▸ **Exercise prompt**: Locate every line in the material below that has the word "from". Copy each of those lines.

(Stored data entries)

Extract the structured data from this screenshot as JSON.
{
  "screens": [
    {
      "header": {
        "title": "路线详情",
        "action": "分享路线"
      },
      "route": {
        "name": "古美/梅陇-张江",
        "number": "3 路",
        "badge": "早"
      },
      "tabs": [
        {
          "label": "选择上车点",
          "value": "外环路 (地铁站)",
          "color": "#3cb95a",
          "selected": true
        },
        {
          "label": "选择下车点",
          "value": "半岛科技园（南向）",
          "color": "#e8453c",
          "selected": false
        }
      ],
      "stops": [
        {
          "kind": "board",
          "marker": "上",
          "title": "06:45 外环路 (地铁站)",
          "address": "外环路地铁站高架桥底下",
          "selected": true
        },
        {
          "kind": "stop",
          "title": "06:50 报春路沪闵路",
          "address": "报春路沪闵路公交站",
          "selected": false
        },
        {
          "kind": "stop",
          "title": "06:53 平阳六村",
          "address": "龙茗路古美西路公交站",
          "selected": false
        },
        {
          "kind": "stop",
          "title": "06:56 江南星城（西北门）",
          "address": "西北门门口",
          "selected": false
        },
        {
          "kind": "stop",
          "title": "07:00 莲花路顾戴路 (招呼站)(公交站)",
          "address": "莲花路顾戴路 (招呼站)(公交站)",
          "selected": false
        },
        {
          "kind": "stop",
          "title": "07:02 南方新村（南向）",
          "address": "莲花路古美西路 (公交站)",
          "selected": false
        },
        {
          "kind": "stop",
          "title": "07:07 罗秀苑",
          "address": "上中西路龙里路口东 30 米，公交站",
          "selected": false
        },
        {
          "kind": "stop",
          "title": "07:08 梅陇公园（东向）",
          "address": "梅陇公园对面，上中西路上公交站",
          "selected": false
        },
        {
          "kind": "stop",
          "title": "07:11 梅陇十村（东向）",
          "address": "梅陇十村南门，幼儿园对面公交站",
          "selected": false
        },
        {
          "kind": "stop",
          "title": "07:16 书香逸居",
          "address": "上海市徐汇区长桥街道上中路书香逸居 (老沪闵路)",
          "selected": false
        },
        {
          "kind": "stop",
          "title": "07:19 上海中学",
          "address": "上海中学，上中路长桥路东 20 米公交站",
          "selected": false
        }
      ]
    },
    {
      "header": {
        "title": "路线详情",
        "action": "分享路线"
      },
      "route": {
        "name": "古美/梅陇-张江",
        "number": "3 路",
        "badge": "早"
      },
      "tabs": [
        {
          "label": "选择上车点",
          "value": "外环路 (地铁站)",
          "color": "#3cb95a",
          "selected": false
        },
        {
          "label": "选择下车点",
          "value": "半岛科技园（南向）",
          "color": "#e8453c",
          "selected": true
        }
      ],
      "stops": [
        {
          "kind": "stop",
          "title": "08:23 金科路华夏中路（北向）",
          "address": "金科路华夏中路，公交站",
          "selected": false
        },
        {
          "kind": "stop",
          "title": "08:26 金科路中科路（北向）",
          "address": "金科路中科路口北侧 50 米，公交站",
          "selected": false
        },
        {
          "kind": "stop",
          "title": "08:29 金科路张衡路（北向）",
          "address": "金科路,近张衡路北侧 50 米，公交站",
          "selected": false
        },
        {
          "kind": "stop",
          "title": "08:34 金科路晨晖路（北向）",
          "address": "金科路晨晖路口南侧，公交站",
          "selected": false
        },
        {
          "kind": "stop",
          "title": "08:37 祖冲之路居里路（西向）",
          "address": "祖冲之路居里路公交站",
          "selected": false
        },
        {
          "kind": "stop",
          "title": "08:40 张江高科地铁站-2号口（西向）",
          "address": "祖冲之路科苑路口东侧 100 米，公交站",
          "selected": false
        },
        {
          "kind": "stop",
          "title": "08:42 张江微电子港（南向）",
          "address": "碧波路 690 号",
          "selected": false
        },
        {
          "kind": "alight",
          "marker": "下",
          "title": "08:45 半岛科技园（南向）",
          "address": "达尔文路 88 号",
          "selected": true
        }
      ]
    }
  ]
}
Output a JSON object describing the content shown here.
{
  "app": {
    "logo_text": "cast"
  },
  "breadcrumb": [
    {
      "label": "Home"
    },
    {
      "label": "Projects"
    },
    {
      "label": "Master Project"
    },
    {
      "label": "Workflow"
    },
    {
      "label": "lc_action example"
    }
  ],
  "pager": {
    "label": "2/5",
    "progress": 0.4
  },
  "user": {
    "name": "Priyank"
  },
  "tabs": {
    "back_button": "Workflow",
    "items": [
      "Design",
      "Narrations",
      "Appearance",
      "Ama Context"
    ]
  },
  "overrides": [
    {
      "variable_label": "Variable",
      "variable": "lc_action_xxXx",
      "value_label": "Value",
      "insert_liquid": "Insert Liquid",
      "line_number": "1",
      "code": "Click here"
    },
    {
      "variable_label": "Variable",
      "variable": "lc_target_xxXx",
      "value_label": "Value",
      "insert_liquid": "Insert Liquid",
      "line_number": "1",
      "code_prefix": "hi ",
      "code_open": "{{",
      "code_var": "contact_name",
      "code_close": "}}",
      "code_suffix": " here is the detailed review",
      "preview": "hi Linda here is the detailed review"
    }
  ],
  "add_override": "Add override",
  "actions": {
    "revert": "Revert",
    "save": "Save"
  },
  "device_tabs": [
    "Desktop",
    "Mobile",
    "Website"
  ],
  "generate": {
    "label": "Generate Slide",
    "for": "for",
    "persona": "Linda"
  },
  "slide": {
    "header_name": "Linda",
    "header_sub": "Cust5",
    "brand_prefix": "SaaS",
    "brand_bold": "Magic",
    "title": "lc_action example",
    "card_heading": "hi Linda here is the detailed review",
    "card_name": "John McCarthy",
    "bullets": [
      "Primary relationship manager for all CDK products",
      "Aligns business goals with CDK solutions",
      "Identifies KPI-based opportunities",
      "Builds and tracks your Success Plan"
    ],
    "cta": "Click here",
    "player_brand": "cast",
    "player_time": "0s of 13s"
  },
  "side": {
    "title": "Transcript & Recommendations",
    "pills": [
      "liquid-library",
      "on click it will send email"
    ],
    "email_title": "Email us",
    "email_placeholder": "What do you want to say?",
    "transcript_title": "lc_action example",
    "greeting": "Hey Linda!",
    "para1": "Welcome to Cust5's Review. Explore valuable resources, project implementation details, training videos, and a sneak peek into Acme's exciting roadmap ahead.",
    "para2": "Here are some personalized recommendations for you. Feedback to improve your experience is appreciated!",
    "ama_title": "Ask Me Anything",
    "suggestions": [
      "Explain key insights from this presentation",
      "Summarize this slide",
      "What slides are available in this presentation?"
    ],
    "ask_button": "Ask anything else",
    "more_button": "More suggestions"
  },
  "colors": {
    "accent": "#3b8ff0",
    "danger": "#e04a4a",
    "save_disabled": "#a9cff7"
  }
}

▸ **Complete answer**:
Extract the structured data from this screenshot as JSON.
      "Explain key insights from this presentation",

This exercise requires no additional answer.